[Saved entries]
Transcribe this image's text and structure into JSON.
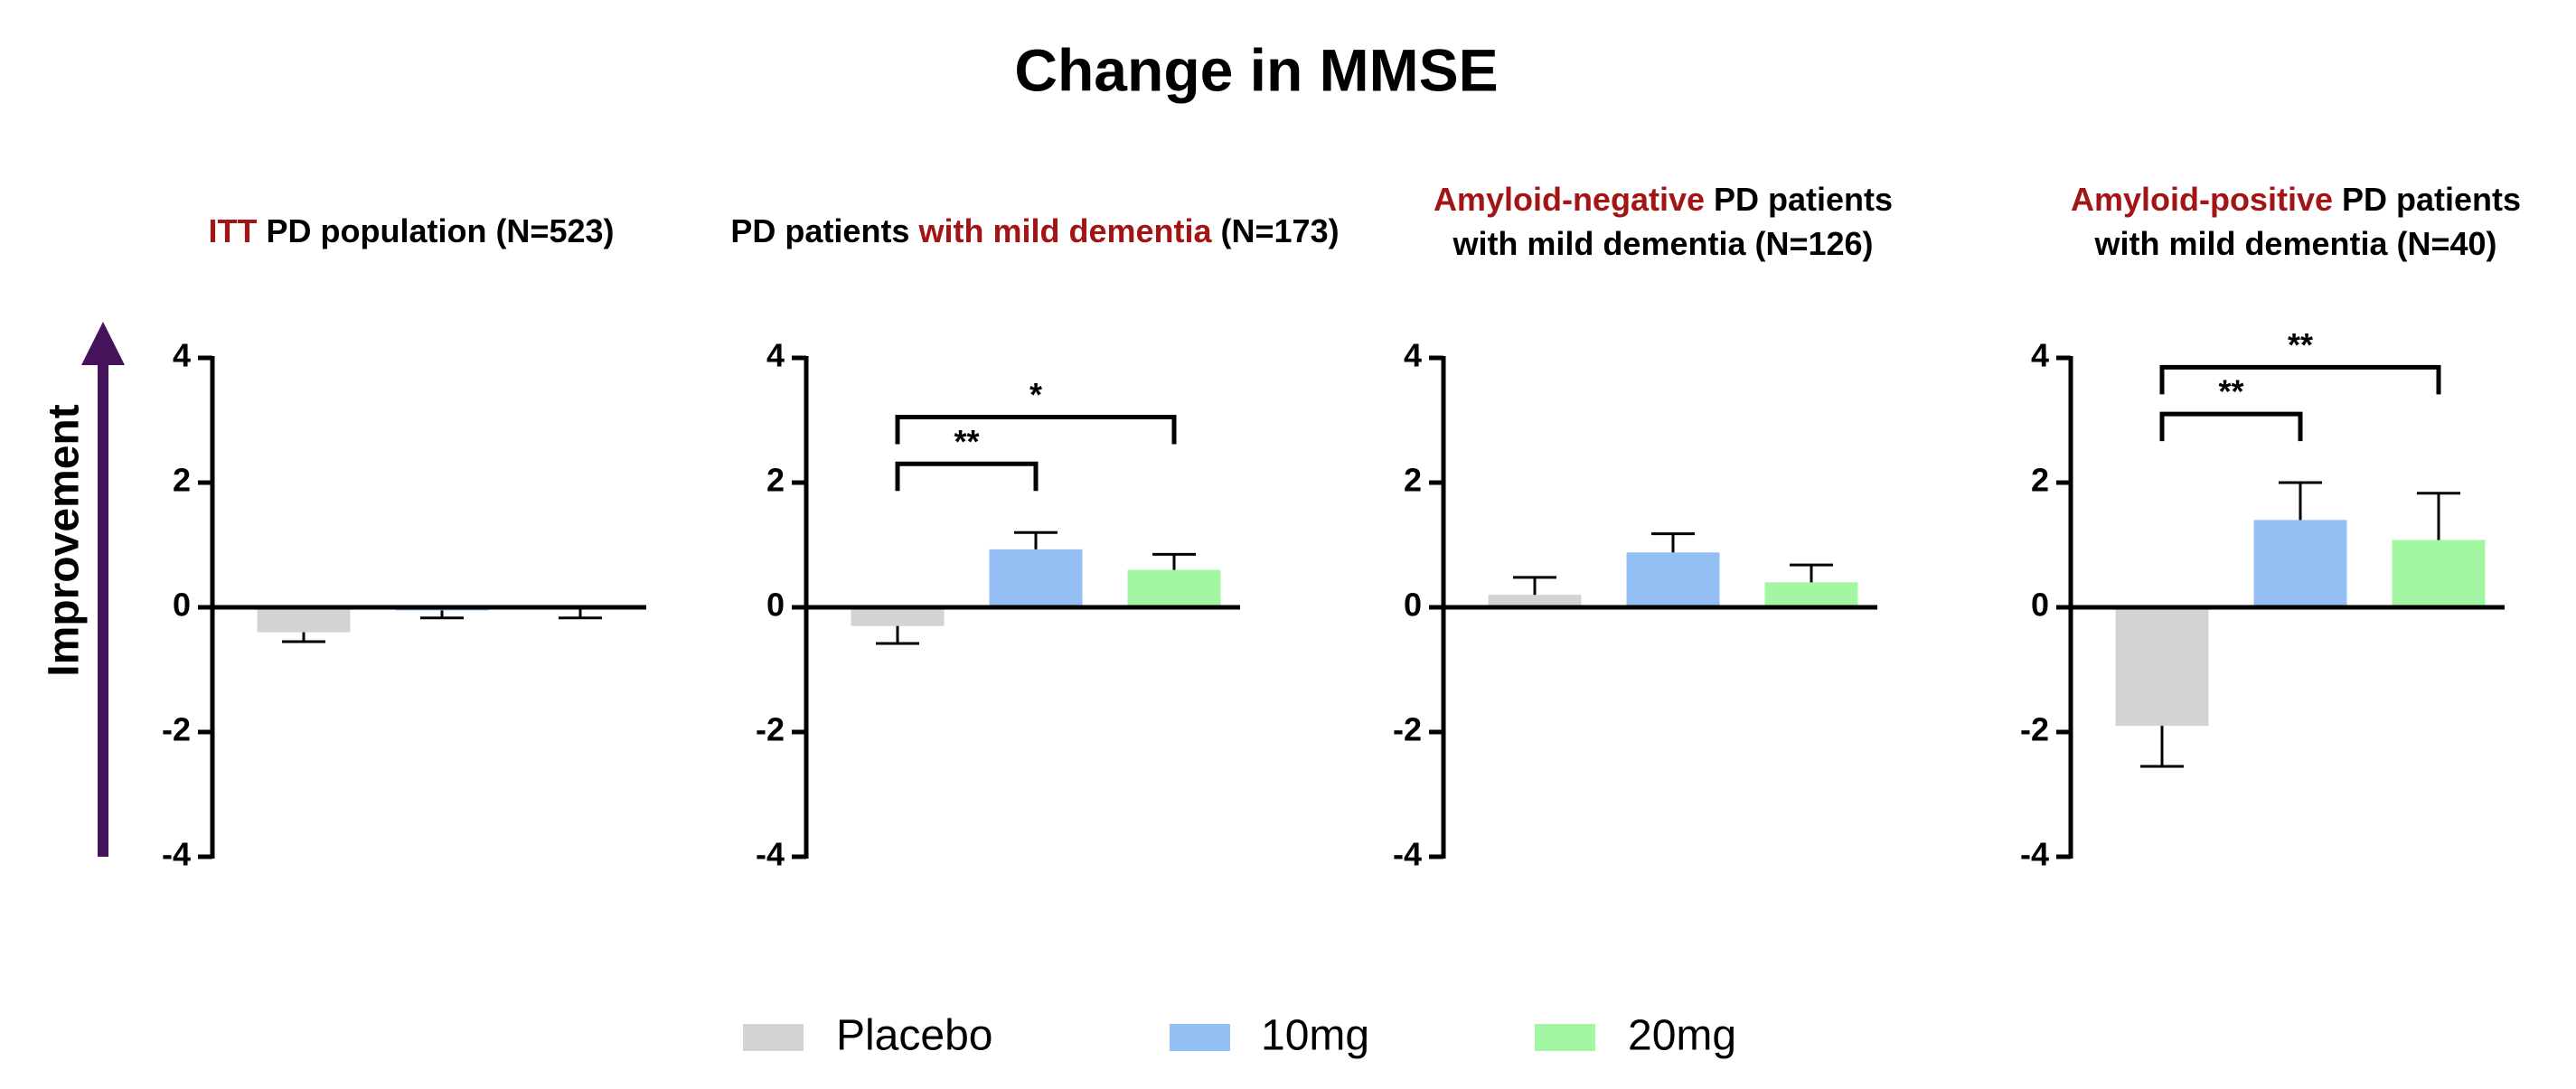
{
  "chart_data": {
    "type": "bar",
    "title": "Change in MMSE",
    "y_label": "Improvement",
    "series": [
      {
        "name": "Placebo",
        "color": "#d3d3d3",
        "values": [
          -0.4,
          -0.3,
          0.2,
          -1.9
        ],
        "errors": [
          0.15,
          0.28,
          0.28,
          0.65
        ]
      },
      {
        "name": "10mg",
        "color": "#94bff5",
        "values": [
          -0.05,
          0.93,
          0.88,
          1.4
        ],
        "errors": [
          0.12,
          0.27,
          0.3,
          0.6
        ]
      },
      {
        "name": "20mg",
        "color": "#a3f7a3",
        "values": [
          -0.02,
          0.6,
          0.4,
          1.08
        ],
        "errors": [
          0.15,
          0.25,
          0.28,
          0.75
        ]
      }
    ],
    "panels": [
      {
        "title_lines": [
          [
            {
              "text": "ITT",
              "color": "#a31515"
            },
            {
              "text": "PD population (N=523)",
              "color": "#000000"
            }
          ]
        ],
        "ylim": [
          -4,
          4
        ],
        "yticks": [
          -4,
          -2,
          0,
          2,
          4
        ],
        "significance": []
      },
      {
        "title_lines": [
          [
            {
              "text": "PD patients",
              "color": "#000000"
            },
            {
              "text": "with mild dementia",
              "color": "#a31515"
            },
            {
              "text": "(N=173)",
              "color": "#000000"
            }
          ]
        ],
        "ylim": [
          -4,
          4
        ],
        "yticks": [
          -4,
          -2,
          0,
          2,
          4
        ],
        "significance": [
          {
            "groups": [
              0,
              1
            ],
            "label": "**"
          },
          {
            "groups": [
              0,
              2
            ],
            "label": "*"
          }
        ]
      },
      {
        "title_lines": [
          [
            {
              "text": "Amyloid-negative",
              "color": "#a31515"
            },
            {
              "text": "PD patients",
              "color": "#000000"
            }
          ],
          [
            {
              "text": "with mild dementia (N=126)",
              "color": "#000000"
            }
          ]
        ],
        "ylim": [
          -4,
          4
        ],
        "yticks": [
          -4,
          -2,
          0,
          2,
          4
        ],
        "significance": []
      },
      {
        "title_lines": [
          [
            {
              "text": "Amyloid-positive",
              "color": "#a31515"
            },
            {
              "text": "PD patients",
              "color": "#000000"
            }
          ],
          [
            {
              "text": "with mild dementia (N=40)",
              "color": "#000000"
            }
          ]
        ],
        "ylim": [
          -4,
          4
        ],
        "yticks": [
          -4,
          -2,
          0,
          2,
          4
        ],
        "significance": [
          {
            "groups": [
              0,
              1
            ],
            "label": "**"
          },
          {
            "groups": [
              0,
              2
            ],
            "label": "**"
          }
        ]
      }
    ]
  }
}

What needs to be done :: Using the entries, return every line where the word "with" can be found.

Task result ::
              "text": "with mild dementia",
              "text": "with mild dementia (N=126)",
              "text": "with mild dementia (N=40)",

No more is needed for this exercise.